» Task material:

====================

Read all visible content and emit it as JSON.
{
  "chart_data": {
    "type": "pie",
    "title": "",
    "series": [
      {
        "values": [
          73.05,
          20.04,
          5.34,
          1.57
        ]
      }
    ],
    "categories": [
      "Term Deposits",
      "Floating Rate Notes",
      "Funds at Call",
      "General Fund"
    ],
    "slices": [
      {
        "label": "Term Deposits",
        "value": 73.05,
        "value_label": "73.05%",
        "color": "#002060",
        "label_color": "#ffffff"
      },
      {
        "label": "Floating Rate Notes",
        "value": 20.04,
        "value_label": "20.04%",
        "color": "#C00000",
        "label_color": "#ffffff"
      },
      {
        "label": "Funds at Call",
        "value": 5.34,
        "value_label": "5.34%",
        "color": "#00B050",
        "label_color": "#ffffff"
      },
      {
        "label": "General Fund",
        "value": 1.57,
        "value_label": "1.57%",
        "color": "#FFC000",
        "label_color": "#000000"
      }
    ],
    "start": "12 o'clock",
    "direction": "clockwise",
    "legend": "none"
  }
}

====================

» Goal: Report how many lines in this data include the string "Rate", and nothing else.

» Answer for the task: 2